-- WORK TO BE COMPLETED --
Print the records below word for word, but leave out the pictures.

* BEGIN DATA FOR PROCESSING *

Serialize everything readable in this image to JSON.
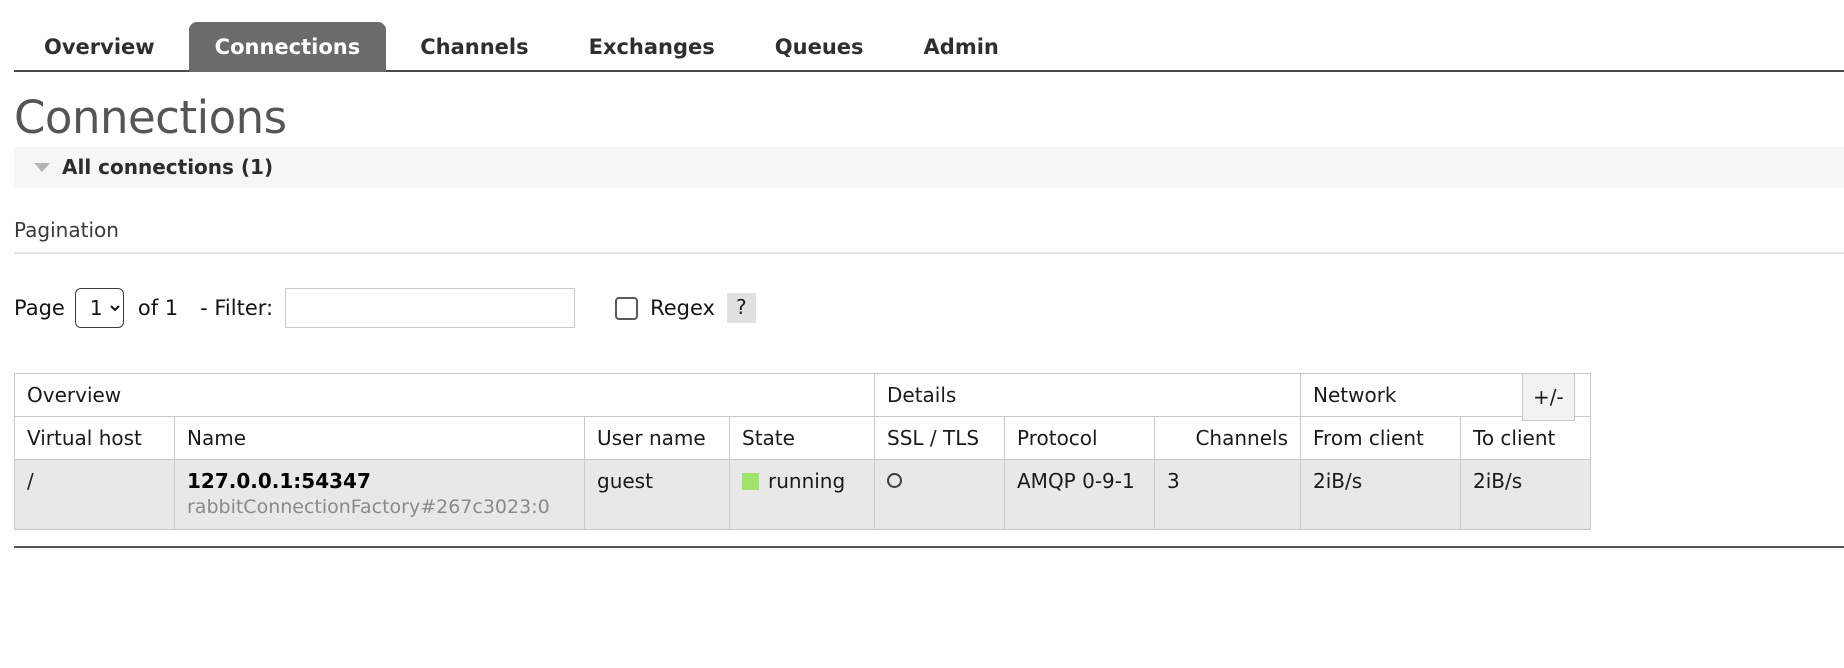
{
  "nav": {
    "tabs": [
      {
        "label": "Overview",
        "active": false
      },
      {
        "label": "Connections",
        "active": true
      },
      {
        "label": "Channels",
        "active": false
      },
      {
        "label": "Exchanges",
        "active": false
      },
      {
        "label": "Queues",
        "active": false
      },
      {
        "label": "Admin",
        "active": false
      }
    ]
  },
  "page": {
    "title": "Connections",
    "section_label": "All connections (1)",
    "toggle_icon": "triangle-down-icon"
  },
  "pagination": {
    "title": "Pagination",
    "page_label": "Page",
    "page_value": "1",
    "page_options": [
      "1"
    ],
    "of_text": "of 1",
    "filter_label": "- Filter:",
    "filter_value": "",
    "filter_placeholder": "",
    "regex_label": "Regex",
    "regex_checked": false,
    "help_label": "?"
  },
  "table": {
    "groups": [
      {
        "label": "Overview",
        "span": 4
      },
      {
        "label": "Details",
        "span": 3
      },
      {
        "label": "Network",
        "span": 2
      }
    ],
    "columns": [
      {
        "label": "Virtual host",
        "align": "left"
      },
      {
        "label": "Name",
        "align": "left"
      },
      {
        "label": "User name",
        "align": "left"
      },
      {
        "label": "State",
        "align": "left"
      },
      {
        "label": "SSL / TLS",
        "align": "left"
      },
      {
        "label": "Protocol",
        "align": "left"
      },
      {
        "label": "Channels",
        "align": "right"
      },
      {
        "label": "From client",
        "align": "left"
      },
      {
        "label": "To client",
        "align": "left"
      }
    ],
    "rows": [
      {
        "vhost": "/",
        "name": "127.0.0.1:54347",
        "name_sub": "rabbitConnectionFactory#267c3023:0",
        "user_name": "guest",
        "state": "running",
        "state_color": "#a0e36a",
        "ssl_tls": "circle-outline-icon",
        "protocol": "AMQP 0-9-1",
        "channels": "3",
        "from_client": "2iB/s",
        "to_client": "2iB/s"
      }
    ],
    "column_toggle": "+/-"
  }
}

* END DATA FOR PROCESSING *

-- SOLUTION FOR THIS EXERCISE --
Serialize everything readable in this image to JSON.
{
  "nav": {
    "tabs": [
      {
        "label": "Overview",
        "active": false
      },
      {
        "label": "Connections",
        "active": true
      },
      {
        "label": "Channels",
        "active": false
      },
      {
        "label": "Exchanges",
        "active": false
      },
      {
        "label": "Queues",
        "active": false
      },
      {
        "label": "Admin",
        "active": false
      }
    ]
  },
  "page": {
    "title": "Connections",
    "section_label": "All connections (1)",
    "toggle_icon": "triangle-down-icon"
  },
  "pagination": {
    "title": "Pagination",
    "page_label": "Page",
    "page_value": "1",
    "page_options": [
      "1"
    ],
    "of_text": "of 1",
    "filter_label": "- Filter:",
    "filter_value": "",
    "filter_placeholder": "",
    "regex_label": "Regex",
    "regex_checked": false,
    "help_label": "?"
  },
  "table": {
    "groups": [
      {
        "label": "Overview",
        "span": 4
      },
      {
        "label": "Details",
        "span": 3
      },
      {
        "label": "Network",
        "span": 2
      }
    ],
    "columns": [
      {
        "label": "Virtual host",
        "align": "left"
      },
      {
        "label": "Name",
        "align": "left"
      },
      {
        "label": "User name",
        "align": "left"
      },
      {
        "label": "State",
        "align": "left"
      },
      {
        "label": "SSL / TLS",
        "align": "left"
      },
      {
        "label": "Protocol",
        "align": "left"
      },
      {
        "label": "Channels",
        "align": "right"
      },
      {
        "label": "From client",
        "align": "left"
      },
      {
        "label": "To client",
        "align": "left"
      }
    ],
    "rows": [
      {
        "vhost": "/",
        "name": "127.0.0.1:54347",
        "name_sub": "rabbitConnectionFactory#267c3023:0",
        "user_name": "guest",
        "state": "running",
        "state_color": "#a0e36a",
        "ssl_tls": "circle-outline-icon",
        "protocol": "AMQP 0-9-1",
        "channels": "3",
        "from_client": "2iB/s",
        "to_client": "2iB/s"
      }
    ],
    "column_toggle": "+/-"
  }
}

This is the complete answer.